Task input:
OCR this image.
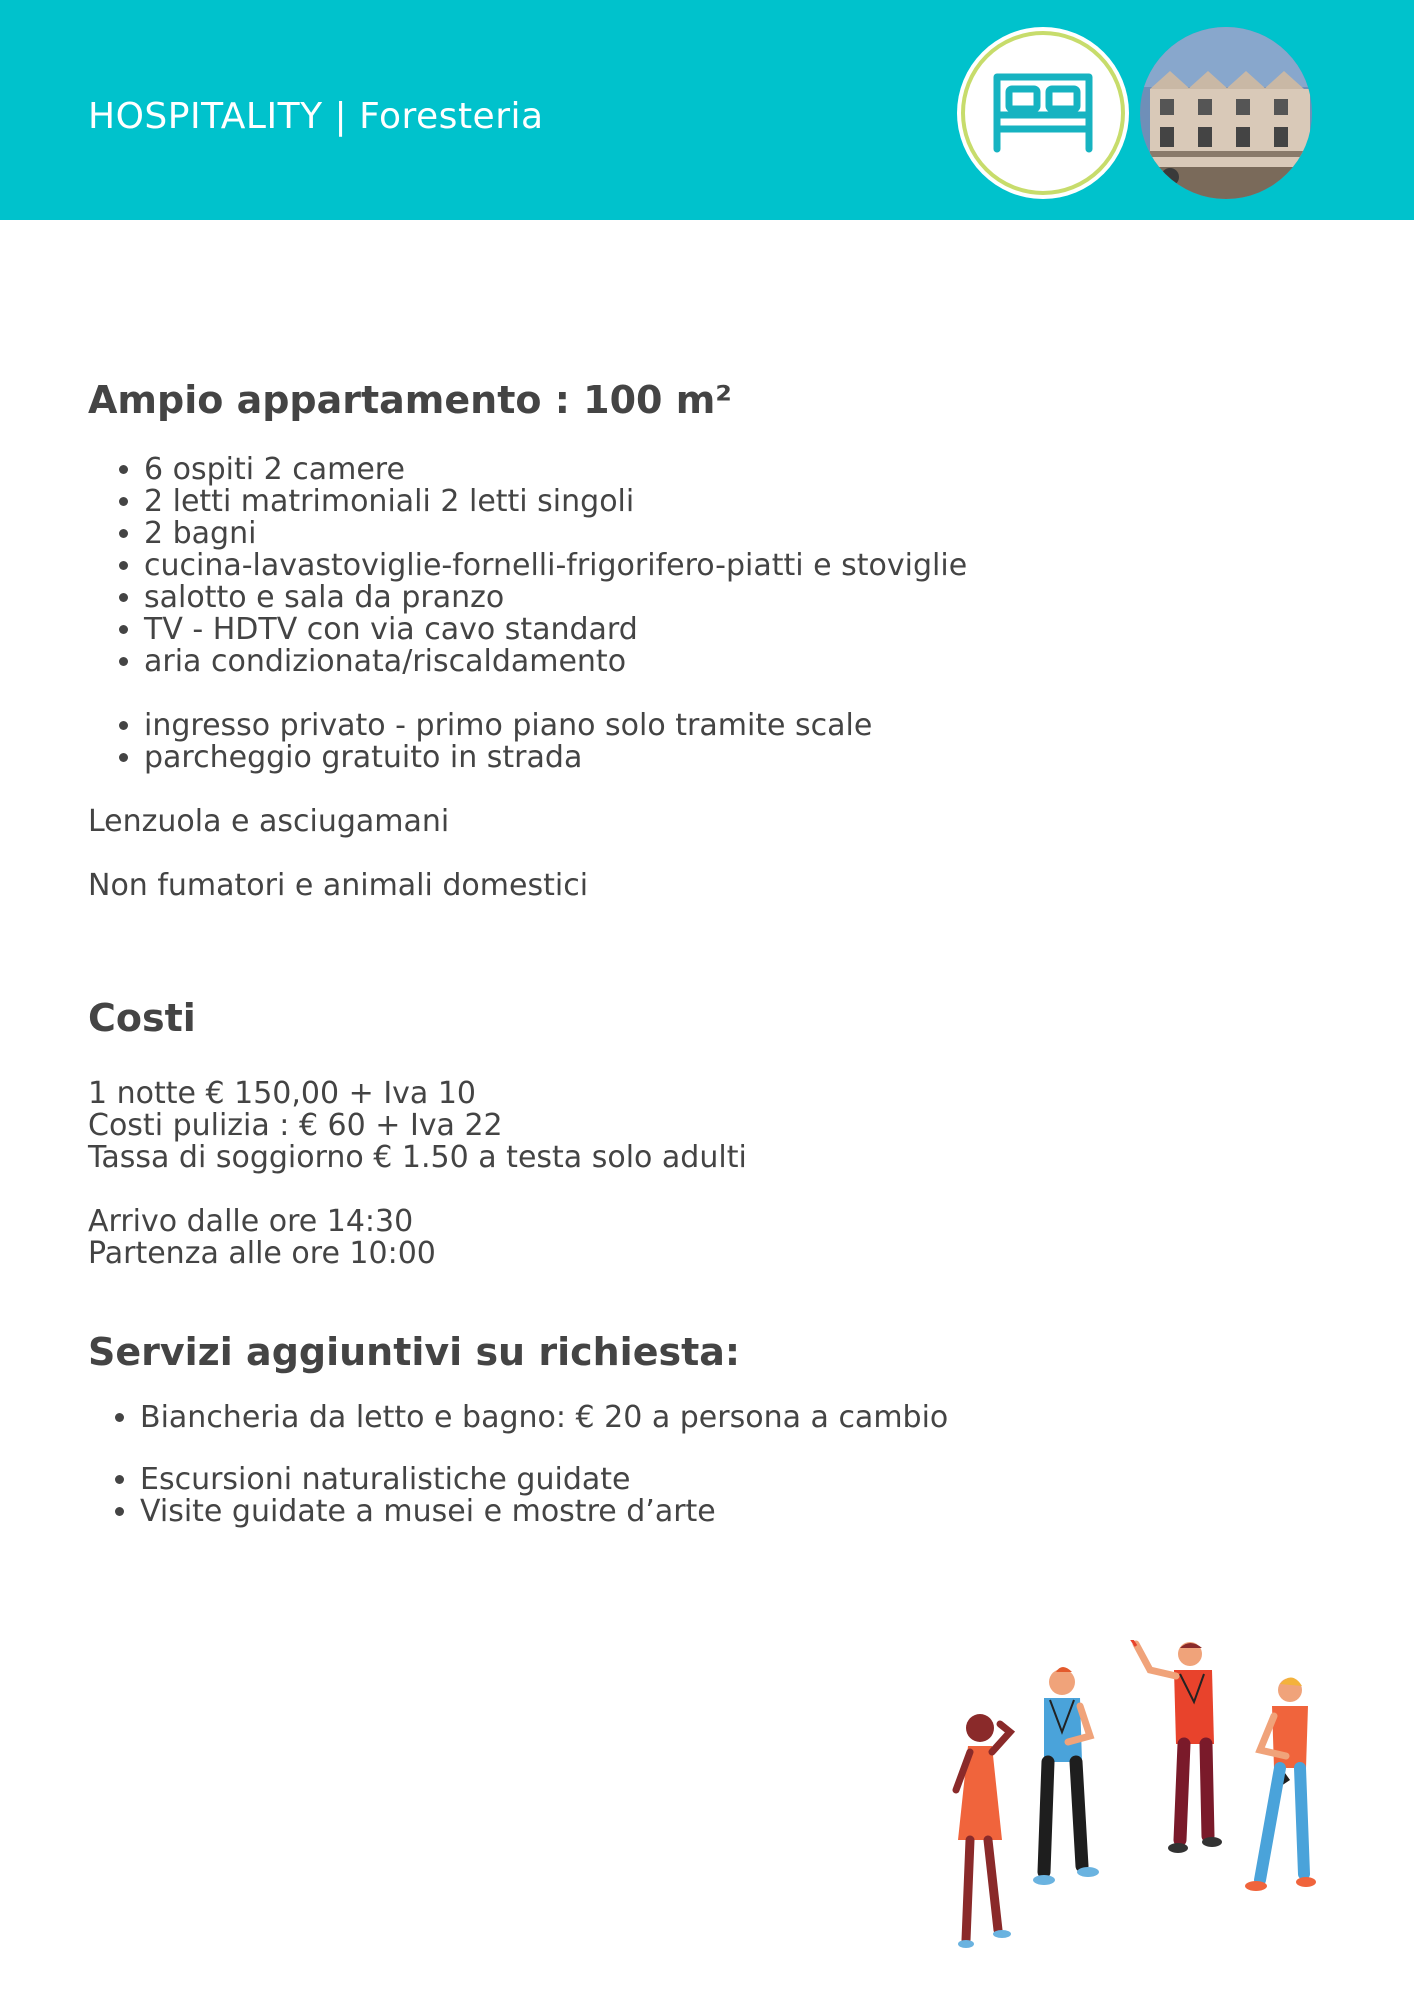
HOSPITALITY | Foresteria
Ampio appartamento : 100 m²
• 6 ospiti 2 camere
• 2 letti matrimoniali 2 letti singoli
• 2 bagni
• cucina-lavastoviglie-fornelli-frigorifero-piatti e stoviglie
• salotto e sala da pranzo
• TV - HDTV con via cavo standard
• aria condizionata/riscaldamento
• ingresso privato - primo piano solo tramite scale
• parcheggio gratuito in strada

Lenzuola e asciugamani

Non fumatori e animali domestici

Costi

1 notte € 150,00 + Iva 10

Costi pulizia : € 60 + Iva 22

Tassa di soggiorno € 1.50 a testa solo adulti

Arrivo dalle ore 14:30

Partenza alle ore 10:00

Servizi aggiuntivi su richiesta:
• Biancheria da letto e bagno: € 20 a persona a cambio
• Escursioni naturalistiche guidate
• Visite guidate a musei e mostre d’arte
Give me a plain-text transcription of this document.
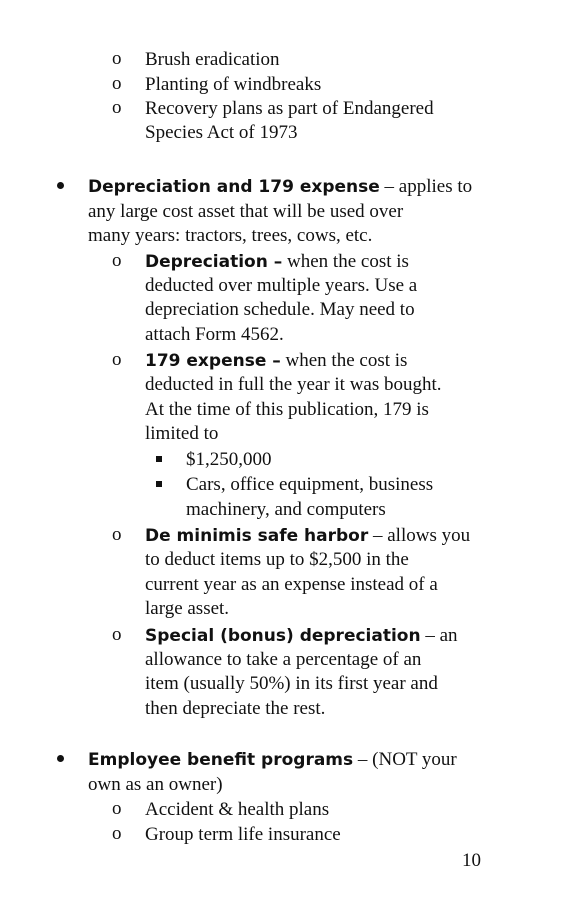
o Brush eradication
o Planting of windbreaks
o Recovery plans as part of Endangered
Species Act of 1973
Depreciation and 179 expense – applies to
any large cost asset that will be used over
many years: tractors, trees, cows, etc.
o Depreciation – when the cost is
deducted over multiple years. Use a
depreciation schedule. May need to
attach Form 4562.
o 179 expense – when the cost is
deducted in full the year it was bought.
At the time of this publication, 179 is
limited to
$1,250,000
Cars, office equipment, business
machinery, and computers
o De minimis safe harbor – allows you
to deduct items up to $2,500 in the
current year as an expense instead of a
large asset.
o Special (bonus) depreciation – an
allowance to take a percentage of an
item (usually 50%) in its first year and
then depreciate the rest.
Employee benefit programs – (NOT your
own as an owner)
o Accident & health plans
o Group term life insurance
10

Exercise instructions: Which lines contain the word "asset"? Copy each of them.

Expected answer:
any large cost asset that will be used over
large asset.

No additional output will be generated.